— Task statement —
Copy out each of the lines below word for word, omitting the pictures.

— Data to process —
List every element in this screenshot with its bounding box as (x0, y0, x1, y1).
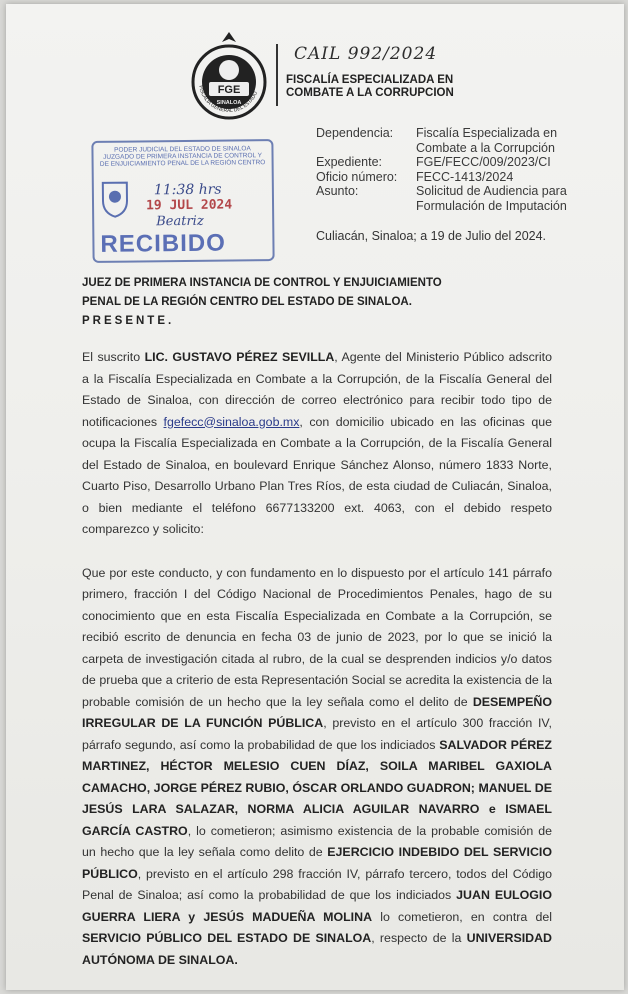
accused-list-1: SALVADOR PÉREZ MARTINEZ, HÉCTOR MELESIO CUEN DÍAZ, SOILA MARIBEL GAXIOLA CAMACHO, JORGE PÉREZ RUBIO, ÓSCAR ORLANDO GUADRON; MANUEL DE JESÚS LARA SALAZAR, NORMA ALICIA AGUILAR NAVARRO e ISMAEL GARCÍA CASTRO (82, 737, 552, 838)
accused-list-2: JUAN EULOGIO GUERRA LIERA y JESÚS MADUEÑA MOLINA (82, 888, 552, 924)
logo-ring-text: FISCALÍA GENERAL DEL ESTADO (197, 85, 260, 115)
stamp-header (99, 145, 265, 168)
paragraph-1 (82, 347, 552, 541)
stamp-time: 11:38 hrs (153, 181, 222, 199)
presente-label: PRESENTE. (82, 315, 175, 327)
p2-text-a: Que por este conducto, y con fundamento en lo dispuesto por el artículo 141 párrafo primero, fracción I del Código Nacional de Procedimientos Penales, hago de su conocimiento que en esta Fiscalía Especializada en Combate a la Corrupción, se recibió escrito de denuncia en fecha 03 de junio de 2023, por lo que se inició la carpeta de investigación citada al rubro, de la cual se desprenden indicios y/o datos de prueba que a criterio de esta Representación Social se acredita la existencia de la probable comisión de un hecho que la ley señala como el delito de (82, 565, 552, 709)
logo-subtext: SINALOA (216, 100, 242, 106)
oficio-value: FECC-1413/2024 (416, 169, 514, 184)
institution-line-2: COMBATE A LA CORRUPCION (286, 87, 454, 99)
paragraph-2 (82, 563, 552, 972)
addressee-line-1: JUEZ DE PRIMERA INSTANCIA DE CONTROL Y ENJUICIAMIENTO (82, 277, 442, 289)
p2-text-e: lo cometieron, en contra del (372, 909, 552, 924)
logo-text: FGE (217, 84, 241, 96)
dependencia-value: Fiscalía Especializada en (416, 126, 558, 140)
university-name: UNIVERSIDAD AUTÓNOMA DE SINALOA. (82, 931, 552, 967)
oficio-label: Oficio número: (316, 169, 398, 184)
p2-text-c: , lo cometieron; asimismo existencia de la probable comisión de un hecho que la ley señala como delito de (82, 823, 552, 859)
fge-seal-logo (189, 30, 269, 122)
header-divider (276, 44, 278, 106)
institution-name (286, 74, 454, 100)
institution-line-1: FISCALÍA ESPECIALIZADA EN (286, 74, 454, 86)
dependencia-value-2: Combate a la Corrupción (416, 140, 555, 155)
crime-1: DESEMPEÑO IRREGULAR DE LA FUNCIÓN PÚBLICA (82, 694, 552, 730)
court-shield-icon (100, 179, 130, 219)
p2-text-d: , previsto en el artículo 298 fracción IV, párrafo tercero, todos del Código Penal de Sinaloa; así como la probabilidad de que los indiciados (82, 866, 552, 902)
stamp-line-1: PODER JUDICIAL DEL ESTADO DE SINALOA (114, 145, 251, 154)
asunto-label: Asunto: (316, 184, 359, 198)
stamp-date: 19 JUL 2024 (145, 197, 233, 214)
letter-body (82, 347, 552, 993)
stamp-line-3: DE ENJUICIAMIENTO PENAL DE LA REGIÓN CENTRO (99, 159, 266, 168)
p1-text-a: El suscrito (82, 350, 145, 364)
stamp-line-2: JUZGADO DE PRIMERA INSTANCIA DE CONTROL Y (103, 152, 262, 161)
expediente-label: Expediente: (316, 155, 383, 169)
email-link[interactable]: fgefecc@sinaloa.gob.mx (163, 414, 300, 429)
crime-2: EJERCICIO INDEBIDO DEL SERVICIO PÚBLICO (82, 845, 552, 881)
document-page (6, 4, 624, 990)
dependencia-label: Dependencia: (316, 126, 394, 140)
stamp-signature: Beatriz (156, 213, 204, 230)
handwritten-reference: CAIL 992/2024 (294, 44, 438, 64)
received-stamp (91, 139, 274, 263)
city-date: Culiacán, Sinaloa; a 19 de Julio del 2024. (316, 229, 547, 243)
p2-text-b: , previsto en el artículo 300 fracción IV, párrafo segundo, así como la probabilidad de que los indiciados (82, 716, 552, 752)
asunto-value: Solicitud de Audiencia para (416, 184, 567, 198)
document-metadata (316, 126, 606, 213)
signer-name: LIC. GUSTAVO PÉREZ SEVILLA (144, 350, 335, 364)
addressee-block (82, 274, 442, 331)
p2-text-f: , respecto de la (371, 931, 467, 945)
addressee-line-2: PENAL DE LA REGIÓN CENTRO DEL ESTADO DE SINALOA. (82, 296, 412, 308)
p1-text-b: , Agente del Ministerio Público adscrito a la Fiscalía Especializada en Combate a la Corrupción, de la Fiscalía General del Estado de Sinaloa, con dirección de correo electrónico para recibir todo tipo de notificaciones (82, 350, 553, 429)
p1-text-c: , con domicilio ubicado en las oficinas que ocupa la Fiscalía Especializada en Combate a la Corrupción, de la Fiscalía General del Estado de Sinaloa, en boulevard Enrique Sánchez Alonso, número 1833 Norte, Cuarto Piso, Desarrollo Urbano Plan Tres Ríos, de esta ciudad de Culiacán, Sinaloa, o bien mediante el teléfono 6677133200 ext. 4063, con el debido respeto comparezco y solicito: (82, 414, 552, 536)
stamp-received-label: RECIBIDO (100, 229, 226, 258)
asunto-value-2: Formulación de Imputación (416, 198, 567, 213)
victim-entity: SERVICIO PÚBLICO DEL ESTADO DE SINALOA (82, 931, 372, 945)
expediente-value: FGE/FECC/009/2023/CI (416, 155, 551, 169)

— Result below —
List every element in this screenshot with its bounding box as (x0, y0, x1, y1).
accused-list-1: SALVADOR PÉREZ MARTINEZ, HÉCTOR MELESIO CUEN DÍAZ, SOILA MARIBEL GAXIOLA CAMACHO, JORGE PÉREZ RUBIO, ÓSCAR ORLANDO GUADRON; MANUEL DE JESÚS LARA SALAZAR, NORMA ALICIA AGUILAR NAVARRO e ISMAEL GARCÍA CASTRO (82, 737, 552, 838)
accused-list-2: JUAN EULOGIO GUERRA LIERA y JESÚS MADUEÑA MOLINA (82, 888, 552, 924)
logo-ring-text: FISCALÍA GENERAL DEL ESTADO (197, 85, 260, 115)
stamp-header (99, 145, 265, 168)
paragraph-1 (82, 347, 552, 541)
stamp-time: 11:38 hrs (153, 181, 222, 199)
presente-label: PRESENTE. (82, 315, 175, 327)
p2-text-a: Que por este conducto, y con fundamento en lo dispuesto por el artículo 141 párrafo primero, fracción I del Código Nacional de Procedimientos Penales, hago de su conocimiento que en esta Fiscalía Especializada en Combate a la Corrupción, se recibió escrito de denuncia en fecha 03 de junio de 2023, por lo que se inició la carpeta de investigación citada al rubro, de la cual se desprenden indicios y/o datos de prueba que a criterio de esta Representación Social se acredita la existencia de la probable comisión de un hecho que la ley señala como el delito de (82, 565, 552, 709)
logo-subtext: SINALOA (216, 100, 242, 106)
oficio-value: FECC-1413/2024 (416, 169, 514, 184)
institution-line-2: COMBATE A LA CORRUPCION (286, 87, 454, 99)
paragraph-2 (82, 563, 552, 972)
addressee-line-1: JUEZ DE PRIMERA INSTANCIA DE CONTROL Y ENJUICIAMIENTO (82, 277, 442, 289)
p2-text-e: lo cometieron, en contra del (372, 909, 552, 924)
logo-text: FGE (217, 84, 241, 96)
dependencia-value: Fiscalía Especializada en (416, 126, 558, 140)
university-name: UNIVERSIDAD AUTÓNOMA DE SINALOA. (82, 931, 552, 967)
oficio-label: Oficio número: (316, 169, 398, 184)
p2-text-c: , lo cometieron; asimismo existencia de la probable comisión de un hecho que la ley señala como delito de (82, 823, 552, 859)
fge-seal-logo (189, 30, 269, 122)
header-divider (276, 44, 278, 106)
institution-name (286, 74, 454, 100)
institution-line-1: FISCALÍA ESPECIALIZADA EN (286, 74, 454, 86)
dependencia-value-2: Combate a la Corrupción (416, 140, 555, 155)
crime-1: DESEMPEÑO IRREGULAR DE LA FUNCIÓN PÚBLICA (82, 694, 552, 730)
court-shield-icon (100, 179, 130, 219)
p2-text-d: , previsto en el artículo 298 fracción IV, párrafo tercero, todos del Código Penal de Sinaloa; así como la probabilidad de que los indiciados (82, 866, 552, 902)
stamp-line-1: PODER JUDICIAL DEL ESTADO DE SINALOA (114, 145, 251, 154)
asunto-label: Asunto: (316, 184, 359, 198)
stamp-date: 19 JUL 2024 (145, 197, 233, 214)
letter-body (82, 347, 552, 993)
stamp-line-3: DE ENJUICIAMIENTO PENAL DE LA REGIÓN CENTRO (99, 159, 266, 168)
p1-text-a: El suscrito (82, 350, 145, 364)
stamp-line-2: JUZGADO DE PRIMERA INSTANCIA DE CONTROL Y (103, 152, 262, 161)
expediente-label: Expediente: (316, 155, 383, 169)
email-link[interactable]: fgefecc@sinaloa.gob.mx (163, 414, 300, 429)
crime-2: EJERCICIO INDEBIDO DEL SERVICIO PÚBLICO (82, 845, 552, 881)
document-page (6, 4, 624, 990)
dependencia-label: Dependencia: (316, 126, 394, 140)
stamp-signature: Beatriz (156, 213, 204, 230)
handwritten-reference: CAIL 992/2024 (294, 44, 438, 64)
received-stamp (91, 139, 274, 263)
city-date: Culiacán, Sinaloa; a 19 de Julio del 2024. (316, 229, 547, 243)
p2-text-b: , previsto en el artículo 300 fracción IV, párrafo segundo, así como la probabilidad de que los indiciados (82, 716, 552, 752)
asunto-value: Solicitud de Audiencia para (416, 184, 567, 198)
document-metadata (316, 126, 606, 213)
signer-name: LIC. GUSTAVO PÉREZ SEVILLA (144, 350, 335, 364)
addressee-block (82, 274, 442, 331)
p2-text-f: , respecto de la (371, 931, 467, 945)
addressee-line-2: PENAL DE LA REGIÓN CENTRO DEL ESTADO DE SINALOA. (82, 296, 412, 308)
p1-text-b: , Agente del Ministerio Público adscrito a la Fiscalía Especializada en Combate a la Corrupción, de la Fiscalía General del Estado de Sinaloa, con dirección de correo electrónico para recibir todo tipo de notificaciones (82, 350, 553, 429)
p1-text-c: , con domicilio ubicado en las oficinas que ocupa la Fiscalía Especializada en Combate a la Corrupción, de la Fiscalía General del Estado de Sinaloa, en boulevard Enrique Sánchez Alonso, número 1833 Norte, Cuarto Piso, Desarrollo Urbano Plan Tres Ríos, de esta ciudad de Culiacán, Sinaloa, o bien mediante el teléfono 6677133200 ext. 4063, con el debido respeto comparezco y solicito: (82, 414, 552, 536)
stamp-received-label: RECIBIDO (100, 229, 226, 258)
asunto-value-2: Formulación de Imputación (416, 198, 567, 213)
victim-entity: SERVICIO PÚBLICO DEL ESTADO DE SINALOA (82, 931, 372, 945)
expediente-value: FGE/FECC/009/2023/CI (416, 155, 551, 169)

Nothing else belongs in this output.